# SUPPLIED INFORMATION:
▬▬▬

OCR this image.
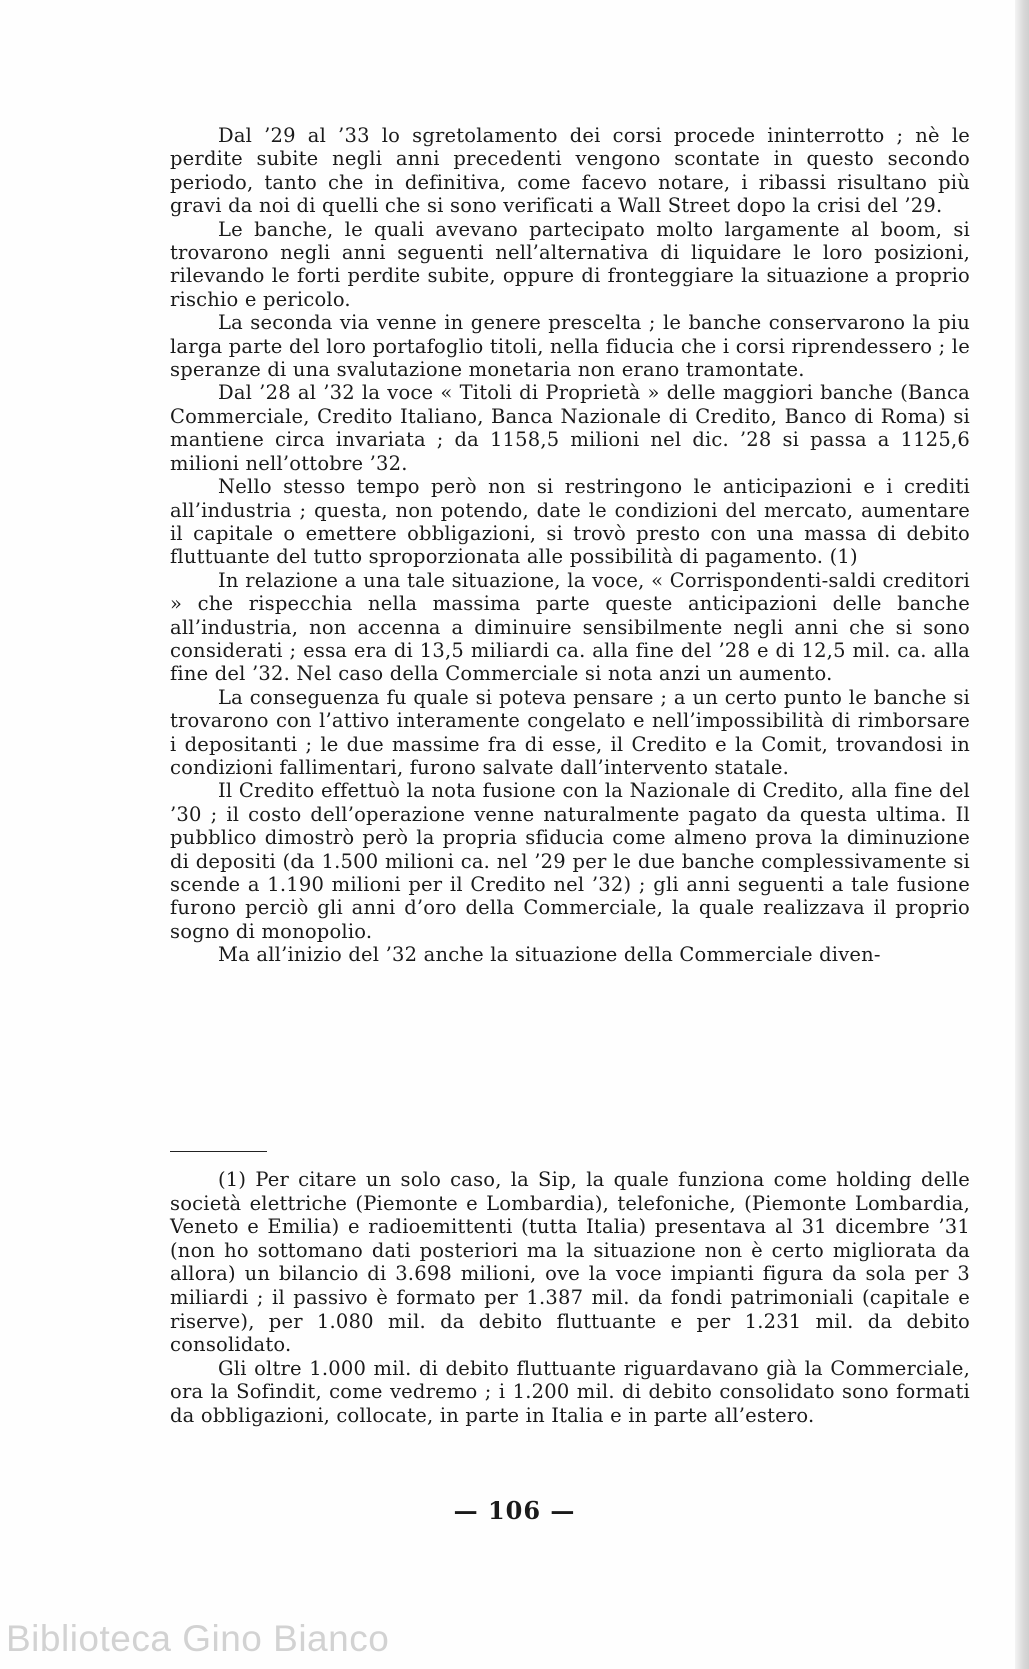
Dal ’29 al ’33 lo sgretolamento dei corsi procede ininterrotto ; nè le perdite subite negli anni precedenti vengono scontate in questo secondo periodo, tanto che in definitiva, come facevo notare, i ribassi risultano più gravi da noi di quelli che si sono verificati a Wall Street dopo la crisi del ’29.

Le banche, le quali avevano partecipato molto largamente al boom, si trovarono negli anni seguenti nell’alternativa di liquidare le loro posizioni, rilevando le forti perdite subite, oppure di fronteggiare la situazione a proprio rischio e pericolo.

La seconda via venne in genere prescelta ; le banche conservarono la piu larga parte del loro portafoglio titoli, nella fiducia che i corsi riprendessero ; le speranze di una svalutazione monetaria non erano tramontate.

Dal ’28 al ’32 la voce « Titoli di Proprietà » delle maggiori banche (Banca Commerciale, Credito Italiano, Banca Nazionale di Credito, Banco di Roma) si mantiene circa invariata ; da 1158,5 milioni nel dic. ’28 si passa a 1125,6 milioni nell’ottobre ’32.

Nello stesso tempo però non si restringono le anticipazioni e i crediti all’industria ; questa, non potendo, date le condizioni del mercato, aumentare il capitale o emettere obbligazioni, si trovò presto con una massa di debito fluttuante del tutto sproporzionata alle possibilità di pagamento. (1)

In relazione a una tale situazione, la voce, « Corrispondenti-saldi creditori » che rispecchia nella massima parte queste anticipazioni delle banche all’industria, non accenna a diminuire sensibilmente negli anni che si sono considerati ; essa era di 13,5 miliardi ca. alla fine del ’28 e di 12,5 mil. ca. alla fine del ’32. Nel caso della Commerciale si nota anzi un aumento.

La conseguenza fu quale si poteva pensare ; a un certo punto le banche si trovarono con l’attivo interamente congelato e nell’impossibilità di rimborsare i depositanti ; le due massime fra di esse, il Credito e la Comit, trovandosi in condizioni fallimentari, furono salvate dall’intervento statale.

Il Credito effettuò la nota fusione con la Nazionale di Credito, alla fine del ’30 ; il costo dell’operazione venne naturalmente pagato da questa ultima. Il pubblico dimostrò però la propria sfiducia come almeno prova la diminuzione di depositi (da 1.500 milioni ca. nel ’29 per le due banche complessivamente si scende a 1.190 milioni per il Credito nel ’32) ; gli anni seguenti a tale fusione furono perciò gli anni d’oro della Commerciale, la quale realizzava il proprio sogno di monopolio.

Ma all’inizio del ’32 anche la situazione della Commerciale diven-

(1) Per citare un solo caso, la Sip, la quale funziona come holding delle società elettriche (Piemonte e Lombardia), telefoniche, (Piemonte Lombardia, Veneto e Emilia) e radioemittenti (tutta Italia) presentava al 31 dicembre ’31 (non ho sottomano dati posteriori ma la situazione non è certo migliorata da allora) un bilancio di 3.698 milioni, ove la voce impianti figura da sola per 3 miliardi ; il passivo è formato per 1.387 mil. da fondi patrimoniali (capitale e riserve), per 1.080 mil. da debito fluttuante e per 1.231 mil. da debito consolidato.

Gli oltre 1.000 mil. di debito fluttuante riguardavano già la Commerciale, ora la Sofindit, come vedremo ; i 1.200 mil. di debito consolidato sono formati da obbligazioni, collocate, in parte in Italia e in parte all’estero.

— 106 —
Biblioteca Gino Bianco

▬▬▬

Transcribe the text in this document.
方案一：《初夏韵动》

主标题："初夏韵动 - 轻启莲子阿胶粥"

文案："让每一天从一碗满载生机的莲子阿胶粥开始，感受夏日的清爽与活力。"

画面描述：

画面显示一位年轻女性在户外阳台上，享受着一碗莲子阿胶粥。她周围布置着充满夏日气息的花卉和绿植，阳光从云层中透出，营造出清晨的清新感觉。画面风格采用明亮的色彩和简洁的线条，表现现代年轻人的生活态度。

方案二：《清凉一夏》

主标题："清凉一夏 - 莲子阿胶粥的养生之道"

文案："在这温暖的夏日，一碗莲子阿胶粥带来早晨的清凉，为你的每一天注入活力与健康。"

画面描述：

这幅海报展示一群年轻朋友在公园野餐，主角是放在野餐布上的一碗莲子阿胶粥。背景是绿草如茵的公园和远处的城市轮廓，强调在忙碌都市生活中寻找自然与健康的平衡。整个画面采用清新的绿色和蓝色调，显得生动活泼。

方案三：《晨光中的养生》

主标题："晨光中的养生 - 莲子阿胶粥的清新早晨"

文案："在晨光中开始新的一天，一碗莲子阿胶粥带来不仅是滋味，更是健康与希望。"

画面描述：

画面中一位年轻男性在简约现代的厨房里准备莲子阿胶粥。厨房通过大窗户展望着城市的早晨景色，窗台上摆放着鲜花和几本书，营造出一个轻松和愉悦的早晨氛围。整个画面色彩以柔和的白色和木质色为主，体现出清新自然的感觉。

▬▬▬

# TASK OBJECTIVE:
State how many lines of the records above contain the word "della", giving only that number.

# OUTPUT FOR THIS EXERCISE:
3